■ Data supplied:
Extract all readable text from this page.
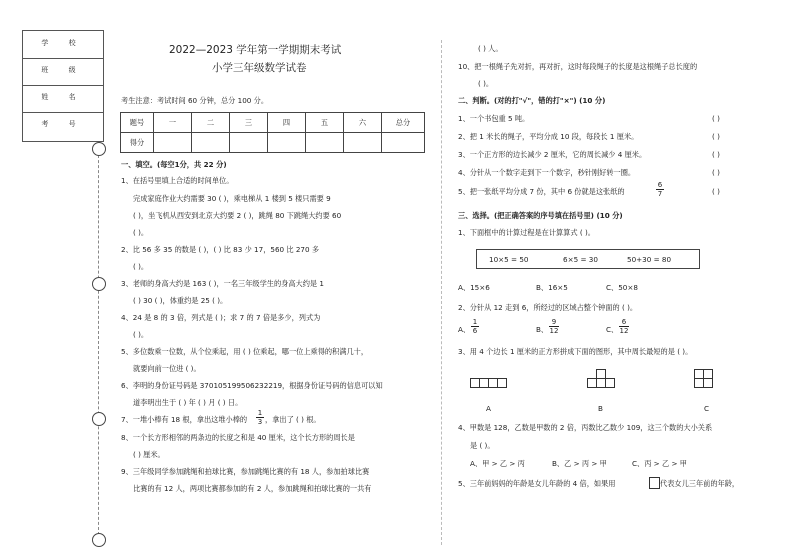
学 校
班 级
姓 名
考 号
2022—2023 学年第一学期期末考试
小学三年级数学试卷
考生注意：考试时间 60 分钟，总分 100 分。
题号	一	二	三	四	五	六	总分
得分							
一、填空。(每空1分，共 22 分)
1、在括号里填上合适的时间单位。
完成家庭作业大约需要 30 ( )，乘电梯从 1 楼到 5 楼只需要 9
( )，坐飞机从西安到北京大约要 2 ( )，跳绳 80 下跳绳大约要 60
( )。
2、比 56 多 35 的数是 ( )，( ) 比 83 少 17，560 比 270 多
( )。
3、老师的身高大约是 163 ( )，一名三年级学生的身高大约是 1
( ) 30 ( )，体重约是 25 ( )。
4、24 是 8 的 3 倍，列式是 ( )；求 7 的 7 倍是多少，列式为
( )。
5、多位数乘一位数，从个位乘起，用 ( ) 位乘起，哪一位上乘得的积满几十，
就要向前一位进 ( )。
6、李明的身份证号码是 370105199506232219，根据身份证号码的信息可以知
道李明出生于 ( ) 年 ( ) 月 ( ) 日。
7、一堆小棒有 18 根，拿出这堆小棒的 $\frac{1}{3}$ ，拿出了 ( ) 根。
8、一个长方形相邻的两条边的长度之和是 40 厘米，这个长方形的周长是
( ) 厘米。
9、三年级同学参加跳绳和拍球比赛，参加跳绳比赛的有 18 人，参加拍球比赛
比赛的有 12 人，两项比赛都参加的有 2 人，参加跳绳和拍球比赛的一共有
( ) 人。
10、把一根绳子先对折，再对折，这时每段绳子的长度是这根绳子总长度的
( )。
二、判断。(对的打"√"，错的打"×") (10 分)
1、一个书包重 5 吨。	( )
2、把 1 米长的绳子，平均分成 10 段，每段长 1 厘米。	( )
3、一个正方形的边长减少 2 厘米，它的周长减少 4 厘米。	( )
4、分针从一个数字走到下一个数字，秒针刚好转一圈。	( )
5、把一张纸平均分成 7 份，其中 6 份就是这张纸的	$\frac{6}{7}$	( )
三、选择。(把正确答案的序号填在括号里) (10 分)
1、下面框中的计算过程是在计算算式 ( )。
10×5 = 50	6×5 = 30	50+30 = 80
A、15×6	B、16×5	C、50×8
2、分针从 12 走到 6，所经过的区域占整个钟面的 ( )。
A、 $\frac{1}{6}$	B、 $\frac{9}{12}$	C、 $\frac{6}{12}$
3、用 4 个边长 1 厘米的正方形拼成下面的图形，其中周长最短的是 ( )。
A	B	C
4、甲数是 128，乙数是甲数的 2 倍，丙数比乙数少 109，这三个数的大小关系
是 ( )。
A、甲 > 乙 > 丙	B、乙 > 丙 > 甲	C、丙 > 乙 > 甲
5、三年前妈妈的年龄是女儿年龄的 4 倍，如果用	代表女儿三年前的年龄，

■ Problem description: Each record should be quoted exactly, with the images omitted.

■ Written answer:
Extract all readable text from this page.
学 校
班 级
姓 名
考 号
2022—2023 学年第一学期期末考试
小学三年级数学试卷
考生注意：考试时间 60 分钟，总分 100 分。
题号	一	二	三	四	五	六	总分
得分							
一、填空。(每空1分，共 22 分)
1、在括号里填上合适的时间单位。
完成家庭作业大约需要 30 ( )，乘电梯从 1 楼到 5 楼只需要 9
( )，坐飞机从西安到北京大约要 2 ( )，跳绳 80 下跳绳大约要 60
( )。
2、比 56 多 35 的数是 ( )，( ) 比 83 少 17，560 比 270 多
( )。
3、老师的身高大约是 163 ( )，一名三年级学生的身高大约是 1
( ) 30 ( )，体重约是 25 ( )。
4、24 是 8 的 3 倍，列式是 ( )；求 7 的 7 倍是多少，列式为
( )。
5、多位数乘一位数，从个位乘起，用 ( ) 位乘起，哪一位上乘得的积满几十，
就要向前一位进 ( )。
6、李明的身份证号码是 370105199506232219，根据身份证号码的信息可以知
道李明出生于 ( ) 年 ( ) 月 ( ) 日。
7、一堆小棒有 18 根，拿出这堆小棒的 $\frac{1}{3}$ ，拿出了 ( ) 根。
8、一个长方形相邻的两条边的长度之和是 40 厘米，这个长方形的周长是
( ) 厘米。
9、三年级同学参加跳绳和拍球比赛，参加跳绳比赛的有 18 人，参加拍球比赛
比赛的有 12 人，两项比赛都参加的有 2 人，参加跳绳和拍球比赛的一共有
( ) 人。
10、把一根绳子先对折，再对折，这时每段绳子的长度是这根绳子总长度的
( )。
二、判断。(对的打"√"，错的打"×") (10 分)
1、一个书包重 5 吨。	( )
2、把 1 米长的绳子，平均分成 10 段，每段长 1 厘米。	( )
3、一个正方形的边长减少 2 厘米，它的周长减少 4 厘米。	( )
4、分针从一个数字走到下一个数字，秒针刚好转一圈。	( )
5、把一张纸平均分成 7 份，其中 6 份就是这张纸的	$\frac{6}{7}$	( )
三、选择。(把正确答案的序号填在括号里) (10 分)
1、下面框中的计算过程是在计算算式 ( )。
10×5 = 50	6×5 = 30	50+30 = 80
A、15×6	B、16×5	C、50×8
2、分针从 12 走到 6，所经过的区域占整个钟面的 ( )。
A、 $\frac{1}{6}$	B、 $\frac{9}{12}$	C、 $\frac{6}{12}$
3、用 4 个边长 1 厘米的正方形拼成下面的图形，其中周长最短的是 ( )。
A	B	C
4、甲数是 128，乙数是甲数的 2 倍，丙数比乙数少 109，这三个数的大小关系
是 ( )。
A、甲 > 乙 > 丙	B、乙 > 丙 > 甲	C、丙 > 乙 > 甲
5、三年前妈妈的年龄是女儿年龄的 4 倍，如果用	代表女儿三年前的年龄，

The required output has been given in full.